WHAT YOU HAVE TO DO —
Copy out the listing exactly.

MATERIAL FOR THE TASK —
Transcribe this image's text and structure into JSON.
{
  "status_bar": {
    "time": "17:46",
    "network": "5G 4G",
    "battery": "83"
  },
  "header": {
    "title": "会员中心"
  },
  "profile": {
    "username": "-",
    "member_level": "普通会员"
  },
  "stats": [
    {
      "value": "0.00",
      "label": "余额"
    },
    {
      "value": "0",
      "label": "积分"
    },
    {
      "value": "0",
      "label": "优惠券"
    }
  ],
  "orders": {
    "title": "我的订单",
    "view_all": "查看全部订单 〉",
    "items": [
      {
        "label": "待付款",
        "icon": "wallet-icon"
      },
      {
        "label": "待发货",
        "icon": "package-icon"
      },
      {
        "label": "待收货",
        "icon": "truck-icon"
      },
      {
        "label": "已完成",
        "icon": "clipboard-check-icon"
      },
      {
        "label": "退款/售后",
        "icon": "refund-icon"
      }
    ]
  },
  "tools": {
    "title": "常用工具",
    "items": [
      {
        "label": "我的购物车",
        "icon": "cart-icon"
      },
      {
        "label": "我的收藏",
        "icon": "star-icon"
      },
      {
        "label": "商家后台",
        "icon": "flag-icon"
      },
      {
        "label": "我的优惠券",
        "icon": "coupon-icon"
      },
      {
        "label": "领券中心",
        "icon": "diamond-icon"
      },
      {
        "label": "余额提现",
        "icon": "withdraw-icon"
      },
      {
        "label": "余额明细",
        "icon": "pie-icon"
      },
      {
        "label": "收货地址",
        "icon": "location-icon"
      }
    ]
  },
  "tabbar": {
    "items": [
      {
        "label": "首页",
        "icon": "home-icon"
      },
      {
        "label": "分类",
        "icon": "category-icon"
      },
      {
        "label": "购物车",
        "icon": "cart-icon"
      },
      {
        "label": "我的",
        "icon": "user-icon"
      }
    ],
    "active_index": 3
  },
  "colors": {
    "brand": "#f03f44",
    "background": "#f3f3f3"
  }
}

CORRECT ANSWER —
Transcribe this image's text and structure into JSON.
{
  "status_bar": {
    "time": "17:46",
    "network": "5G 4G",
    "battery": "83"
  },
  "header": {
    "title": "会员中心"
  },
  "profile": {
    "username": "-",
    "member_level": "普通会员"
  },
  "stats": [
    {
      "value": "0.00",
      "label": "余额"
    },
    {
      "value": "0",
      "label": "积分"
    },
    {
      "value": "0",
      "label": "优惠券"
    }
  ],
  "orders": {
    "title": "我的订单",
    "view_all": "查看全部订单 〉",
    "items": [
      {
        "label": "待付款",
        "icon": "wallet-icon"
      },
      {
        "label": "待发货",
        "icon": "package-icon"
      },
      {
        "label": "待收货",
        "icon": "truck-icon"
      },
      {
        "label": "已完成",
        "icon": "clipboard-check-icon"
      },
      {
        "label": "退款/售后",
        "icon": "refund-icon"
      }
    ]
  },
  "tools": {
    "title": "常用工具",
    "items": [
      {
        "label": "我的购物车",
        "icon": "cart-icon"
      },
      {
        "label": "我的收藏",
        "icon": "star-icon"
      },
      {
        "label": "商家后台",
        "icon": "flag-icon"
      },
      {
        "label": "我的优惠券",
        "icon": "coupon-icon"
      },
      {
        "label": "领券中心",
        "icon": "diamond-icon"
      },
      {
        "label": "余额提现",
        "icon": "withdraw-icon"
      },
      {
        "label": "余额明细",
        "icon": "pie-icon"
      },
      {
        "label": "收货地址",
        "icon": "location-icon"
      }
    ]
  },
  "tabbar": {
    "items": [
      {
        "label": "首页",
        "icon": "home-icon"
      },
      {
        "label": "分类",
        "icon": "category-icon"
      },
      {
        "label": "购物车",
        "icon": "cart-icon"
      },
      {
        "label": "我的",
        "icon": "user-icon"
      }
    ],
    "active_index": 3
  },
  "colors": {
    "brand": "#f03f44",
    "background": "#f3f3f3"
  }
}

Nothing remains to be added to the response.